*** Supplied material Section Begins ***
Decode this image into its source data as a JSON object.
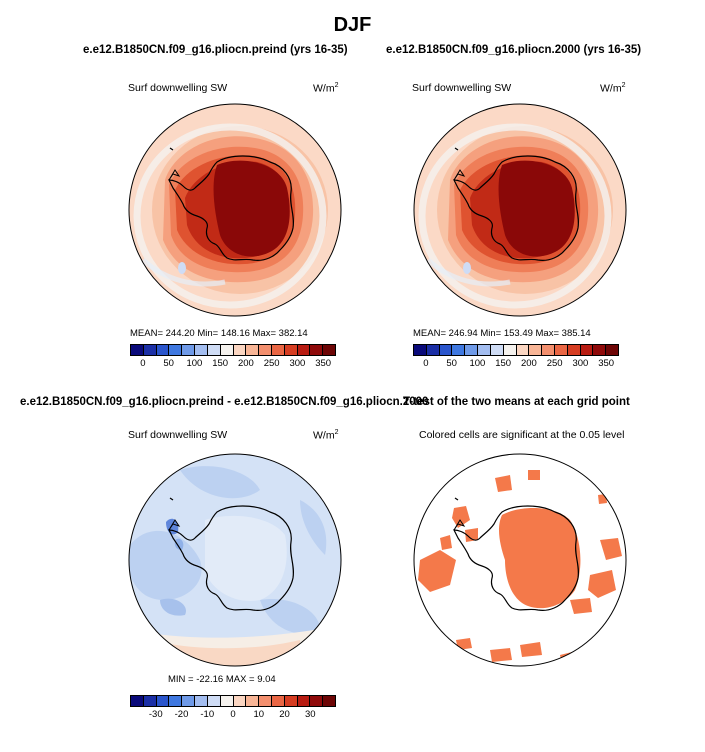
{
  "figure": {
    "title": "DJF",
    "sig_note": "Colored cells are significant at the 0.05 level"
  },
  "chart_data": [
    {
      "type": "heatmap",
      "title": "e.e12.B1850CN.f09_g16.pliocn.preind (yrs 16-35)",
      "left_string": "Surf downwelling SW",
      "units": "W/m",
      "units_sup": "2",
      "stats_text": "MEAN= 244.20   Min= 148.16   Max= 382.14",
      "mean": 244.2,
      "min": 148.16,
      "max": 382.14,
      "colorbar_levels": [
        0,
        25,
        50,
        75,
        100,
        125,
        150,
        175,
        200,
        225,
        250,
        275,
        300,
        325,
        350
      ],
      "colorbar_tick_labels": [
        "0",
        "50",
        "100",
        "150",
        "200",
        "250",
        "300",
        "350"
      ],
      "colorbar_colors": [
        "#0a0a7a",
        "#1b2fa6",
        "#2a55cc",
        "#3f78e0",
        "#6f9ae8",
        "#a3bdf0",
        "#cfdcf5",
        "#f5f2ee",
        "#fbd6c2",
        "#f8b596",
        "#f38f6e",
        "#ea6644",
        "#d63d22",
        "#b81c12",
        "#8f0a0a",
        "#6d0505"
      ]
    },
    {
      "type": "heatmap",
      "title": "e.e12.B1850CN.f09_g16.pliocn.2000 (yrs 16-35)",
      "left_string": "Surf downwelling SW",
      "units": "W/m",
      "units_sup": "2",
      "stats_text": "MEAN= 246.94   Min= 153.49   Max= 385.14",
      "mean": 246.94,
      "min": 153.49,
      "max": 385.14,
      "colorbar_levels": [
        0,
        25,
        50,
        75,
        100,
        125,
        150,
        175,
        200,
        225,
        250,
        275,
        300,
        325,
        350
      ],
      "colorbar_tick_labels": [
        "0",
        "50",
        "100",
        "150",
        "200",
        "250",
        "300",
        "350"
      ],
      "colorbar_colors": [
        "#0a0a7a",
        "#1b2fa6",
        "#2a55cc",
        "#3f78e0",
        "#6f9ae8",
        "#a3bdf0",
        "#cfdcf5",
        "#f5f2ee",
        "#fbd6c2",
        "#f8b596",
        "#f38f6e",
        "#ea6644",
        "#d63d22",
        "#b81c12",
        "#8f0a0a",
        "#6d0505"
      ]
    },
    {
      "type": "heatmap",
      "title": "e.e12.B1850CN.f09_g16.pliocn.preind - e.e12.B1850CN.f09_g16.pliocn.2000",
      "left_string": "Surf downwelling SW",
      "units": "W/m",
      "units_sup": "2",
      "stats_text": "MIN = -22.16  MAX =    9.04",
      "min": -22.16,
      "max": 9.04,
      "colorbar_levels": [
        -35,
        -30,
        -25,
        -20,
        -15,
        -10,
        -5,
        0,
        5,
        10,
        15,
        20,
        25,
        30,
        35
      ],
      "colorbar_tick_labels": [
        "-30",
        "-20",
        "-10",
        "0",
        "10",
        "20",
        "30"
      ],
      "colorbar_colors": [
        "#0a0a7a",
        "#1b2fa6",
        "#2a55cc",
        "#3f78e0",
        "#6f9ae8",
        "#a3bdf0",
        "#cfdcf5",
        "#f5f2ee",
        "#fbd6c2",
        "#f8b596",
        "#f38f6e",
        "#ea6644",
        "#d63d22",
        "#b81c12",
        "#8f0a0a",
        "#6d0505"
      ]
    },
    {
      "type": "heatmap",
      "title": "T-test of the two means at each grid point",
      "left_string": "",
      "significant_color": "#f4794a"
    }
  ]
}
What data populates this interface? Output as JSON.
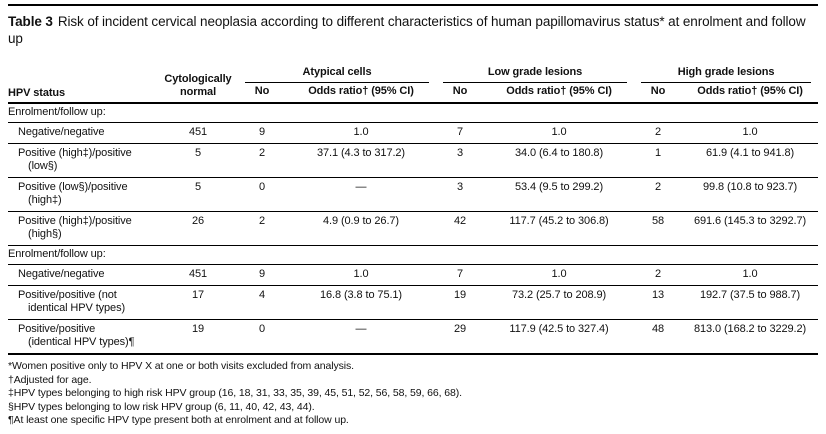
*** Supplied material Section Ends ***
→ **Aim of the exercise**:
Return the data exactly. Do not carry over any images.

→ **Task answer**:
Decode this image into its source data as a JSON object.
{
  "figure": {
    "title": "DJF",
    "sig_note": "Colored cells are significant at the 0.05 level"
  },
  "chart_data": [
    {
      "type": "heatmap",
      "title": "e.e12.B1850CN.f09_g16.pliocn.preind (yrs 16-35)",
      "left_string": "Surf downwelling SW",
      "units": "W/m",
      "units_sup": "2",
      "stats_text": "MEAN= 244.20   Min= 148.16   Max= 382.14",
      "mean": 244.2,
      "min": 148.16,
      "max": 382.14,
      "colorbar_levels": [
        0,
        25,
        50,
        75,
        100,
        125,
        150,
        175,
        200,
        225,
        250,
        275,
        300,
        325,
        350
      ],
      "colorbar_tick_labels": [
        "0",
        "50",
        "100",
        "150",
        "200",
        "250",
        "300",
        "350"
      ],
      "colorbar_colors": [
        "#0a0a7a",
        "#1b2fa6",
        "#2a55cc",
        "#3f78e0",
        "#6f9ae8",
        "#a3bdf0",
        "#cfdcf5",
        "#f5f2ee",
        "#fbd6c2",
        "#f8b596",
        "#f38f6e",
        "#ea6644",
        "#d63d22",
        "#b81c12",
        "#8f0a0a",
        "#6d0505"
      ]
    },
    {
      "type": "heatmap",
      "title": "e.e12.B1850CN.f09_g16.pliocn.2000 (yrs 16-35)",
      "left_string": "Surf downwelling SW",
      "units": "W/m",
      "units_sup": "2",
      "stats_text": "MEAN= 246.94   Min= 153.49   Max= 385.14",
      "mean": 246.94,
      "min": 153.49,
      "max": 385.14,
      "colorbar_levels": [
        0,
        25,
        50,
        75,
        100,
        125,
        150,
        175,
        200,
        225,
        250,
        275,
        300,
        325,
        350
      ],
      "colorbar_tick_labels": [
        "0",
        "50",
        "100",
        "150",
        "200",
        "250",
        "300",
        "350"
      ],
      "colorbar_colors": [
        "#0a0a7a",
        "#1b2fa6",
        "#2a55cc",
        "#3f78e0",
        "#6f9ae8",
        "#a3bdf0",
        "#cfdcf5",
        "#f5f2ee",
        "#fbd6c2",
        "#f8b596",
        "#f38f6e",
        "#ea6644",
        "#d63d22",
        "#b81c12",
        "#8f0a0a",
        "#6d0505"
      ]
    },
    {
      "type": "heatmap",
      "title": "e.e12.B1850CN.f09_g16.pliocn.preind - e.e12.B1850CN.f09_g16.pliocn.2000",
      "left_string": "Surf downwelling SW",
      "units": "W/m",
      "units_sup": "2",
      "stats_text": "MIN = -22.16  MAX =    9.04",
      "min": -22.16,
      "max": 9.04,
      "colorbar_levels": [
        -35,
        -30,
        -25,
        -20,
        -15,
        -10,
        -5,
        0,
        5,
        10,
        15,
        20,
        25,
        30,
        35
      ],
      "colorbar_tick_labels": [
        "-30",
        "-20",
        "-10",
        "0",
        "10",
        "20",
        "30"
      ],
      "colorbar_colors": [
        "#0a0a7a",
        "#1b2fa6",
        "#2a55cc",
        "#3f78e0",
        "#6f9ae8",
        "#a3bdf0",
        "#cfdcf5",
        "#f5f2ee",
        "#fbd6c2",
        "#f8b596",
        "#f38f6e",
        "#ea6644",
        "#d63d22",
        "#b81c12",
        "#8f0a0a",
        "#6d0505"
      ]
    },
    {
      "type": "heatmap",
      "title": "T-test of the two means at each grid point",
      "left_string": "",
      "significant_color": "#f4794a"
    }
  ]
}
What data populates this interface? Output as JSON.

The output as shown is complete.